### READING PASSAGE
My last one just on the successes in this quarter on the IP rate improvements. There was a discussion about the introduction of ESPs and someone else brought up EUR is changing and obviously it's early. But is the conclusion at least from your perspective other than being in the focus area and perhaps there is a little bit more energy there that the increased IP rates are more related to the introduction of ESPs or do you think it's more geological?

David Lawler

Yeah David. We think it's a combination. We've ran a significant number of ESPs in the last 19 months. So just for reference we have 285 in the ground as of today. So there wasn't say it was a slightly higher concentration of ESPs this quarter, but not significant. So really what we're seeing is high grading of the technology that we're using, our sub-surface model coming together and then meeting up the appropriate artificial lift technology for the reservoirs that we're in. So I've heard that and just wanted to spell that that's not the driver. We did have some very, very strong wells come on in the gas lift. One of our 1000 BOE per day wells with on gas lift. So there’s no concentration or overweight of particular performance set that's ESP linked. There’s certainly appropriate in parts of the field and in other parts they're not. So it's just really the correct application in picking the right zone for development.

Operator

Your next question comes from the line of James Spicer from Wells Fargo. Please proceed.

James Spicer – Wells Fargo

I have a question on your guidance. It looks like your full year guidance implies a slight decline in production during the second half of the year. Your rig counts drops to 22 rigs from an average of 26 in the second quarter. And then in 2014, you are projecting double-digit production growth with an average of 25 rigs. Am I understating that correctly?

James Bennett

That’s right. You got it right.

James Spicer – Wells Fargo

So you are adding three more rigs from the second half of the year and your production is going from flat to declining to a double-digit growth?

James Bennett

Well, keep in mind in the Miss this year, with our new guidance, we will have 70% of liquids growth and 66% total production growth. And that’s averaging that 25 rig count. So if you think about next year averaging similar 25 rig count, again that’s just the Miss, we have slight declines in some of our legacy Permian assets and a slight decline in Gulf of Mexico. But, yes, we can get to double-digit production with that 25 rig count next year.

James Spicer – Wells Fargo

Okay. Great. And you talked about this for the Gulf of Mexico in terms of how much CapEx you thought you might need to spend to just keep production flat. What do you think that number would be for total corporate production?

### EXTRACTED DATA
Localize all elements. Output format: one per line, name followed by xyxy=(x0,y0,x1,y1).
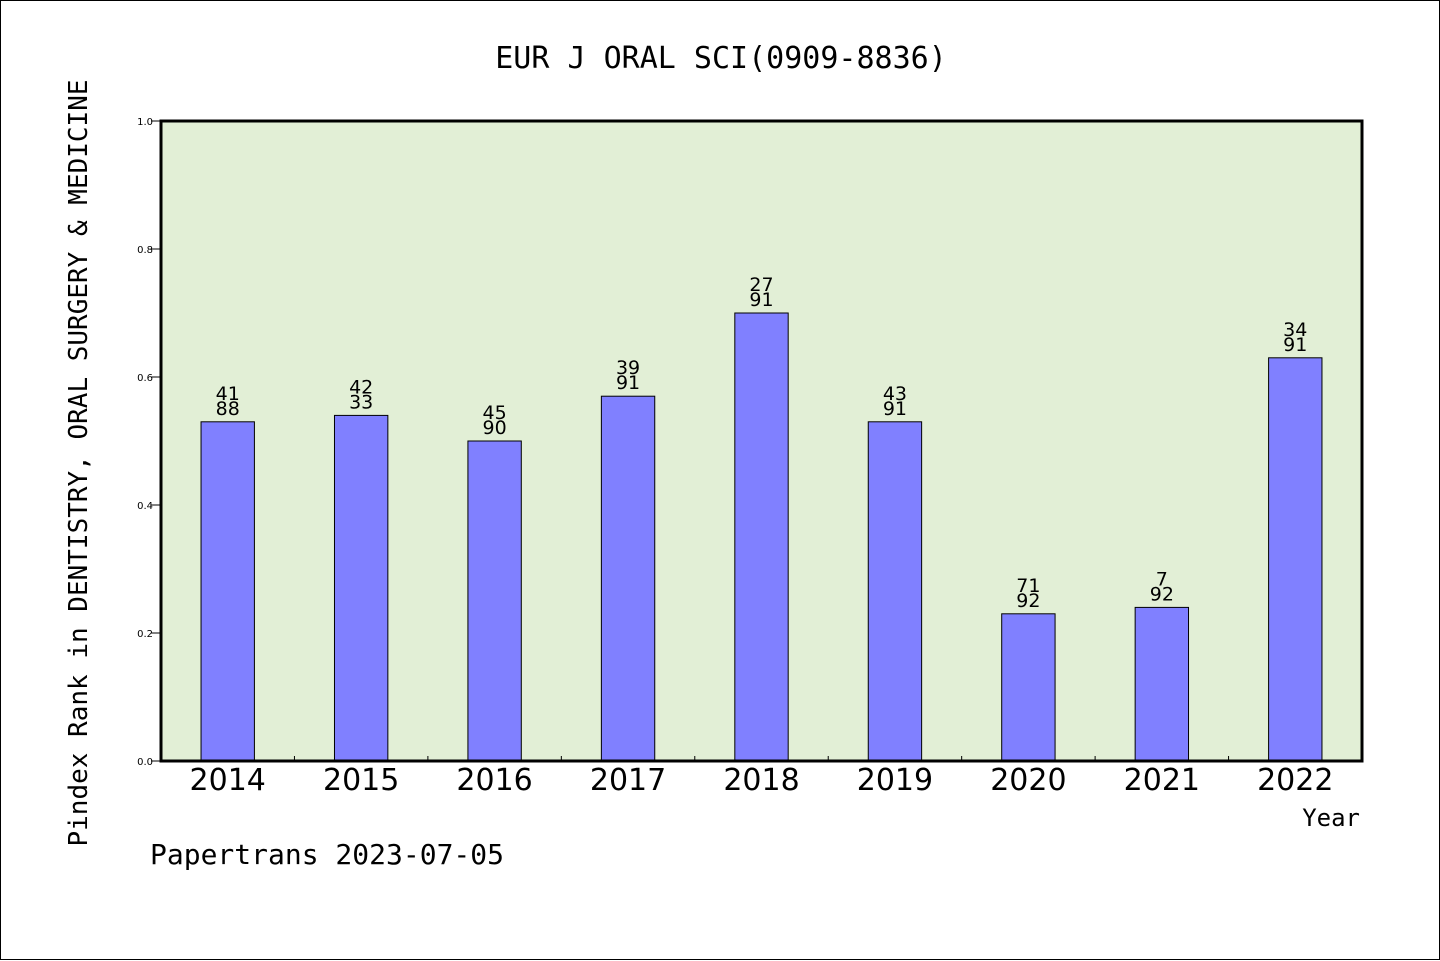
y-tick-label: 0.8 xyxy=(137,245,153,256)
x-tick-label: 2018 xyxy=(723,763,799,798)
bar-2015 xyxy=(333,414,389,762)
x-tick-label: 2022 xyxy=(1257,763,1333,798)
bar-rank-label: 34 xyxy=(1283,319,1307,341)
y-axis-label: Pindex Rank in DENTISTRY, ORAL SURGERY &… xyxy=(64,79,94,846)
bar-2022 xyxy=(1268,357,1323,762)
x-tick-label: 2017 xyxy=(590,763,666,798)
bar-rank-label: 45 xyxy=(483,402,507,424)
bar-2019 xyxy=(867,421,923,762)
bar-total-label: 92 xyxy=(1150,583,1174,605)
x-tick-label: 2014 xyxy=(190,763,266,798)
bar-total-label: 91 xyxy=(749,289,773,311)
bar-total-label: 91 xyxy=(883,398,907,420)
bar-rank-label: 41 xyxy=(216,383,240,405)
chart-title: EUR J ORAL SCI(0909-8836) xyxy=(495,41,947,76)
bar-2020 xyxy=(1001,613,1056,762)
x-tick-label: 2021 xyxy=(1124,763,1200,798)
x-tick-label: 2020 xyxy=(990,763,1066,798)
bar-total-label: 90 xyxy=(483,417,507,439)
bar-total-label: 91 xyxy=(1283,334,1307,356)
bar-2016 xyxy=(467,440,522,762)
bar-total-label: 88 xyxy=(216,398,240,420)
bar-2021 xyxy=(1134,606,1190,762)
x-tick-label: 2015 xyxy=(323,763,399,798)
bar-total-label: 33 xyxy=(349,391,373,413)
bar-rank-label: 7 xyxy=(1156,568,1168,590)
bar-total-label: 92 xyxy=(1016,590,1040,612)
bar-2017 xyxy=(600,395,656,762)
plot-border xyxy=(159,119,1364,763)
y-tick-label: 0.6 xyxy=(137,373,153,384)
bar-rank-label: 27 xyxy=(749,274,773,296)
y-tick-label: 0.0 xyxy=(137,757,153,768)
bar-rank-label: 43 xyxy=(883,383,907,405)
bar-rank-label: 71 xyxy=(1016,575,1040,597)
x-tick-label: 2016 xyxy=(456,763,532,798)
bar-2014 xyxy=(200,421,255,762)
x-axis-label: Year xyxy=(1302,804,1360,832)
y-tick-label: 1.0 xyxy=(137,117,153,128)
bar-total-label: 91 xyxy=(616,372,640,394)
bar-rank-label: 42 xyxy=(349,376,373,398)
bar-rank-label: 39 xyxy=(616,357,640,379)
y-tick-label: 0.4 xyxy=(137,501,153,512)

### GOALS
1. In the earnings call, rewrite the part starting with "Your next question" and going on through "a double-digit growth?", replacing "guidance" with "forecast".
2. Sum up the earnings call in two sentences.

### EXPECTED RESPONSES
1.
Your next question comes from the line of James Spicer from Wells Fargo. Please proceed.

James Spicer – Wells Fargo

I have a question on your forecast. It looks like your full year forecast implies a slight decline in production during the second half of the year. Your rig counts drops to 22 rigs from an average of 26 in the second quarter. And then in 2014, you are projecting double-digit production growth with an average of 25 rigs. Am I understating that correctly?

James Bennett

That’s right. You got it right.

James Spicer – Wells Fargo

So you are adding three more rigs from the second half of the year and your production is going from flat to declining to a double-digit growth?

2. David Lawler says the IP rate improvements come from a combination of factors, such as high grading of technology, the sub-surface model coming together and matching the right artificial lift to each reservoir, rather than from ESPs as the driver. James Bennett confirms that the guidance implies a slight decline in the second half of the year, yet double-digit production growth next year with an average of 25 rigs, because growth in the Miss outweighs slight declines in legacy Permian assets and the Gulf of Mexico.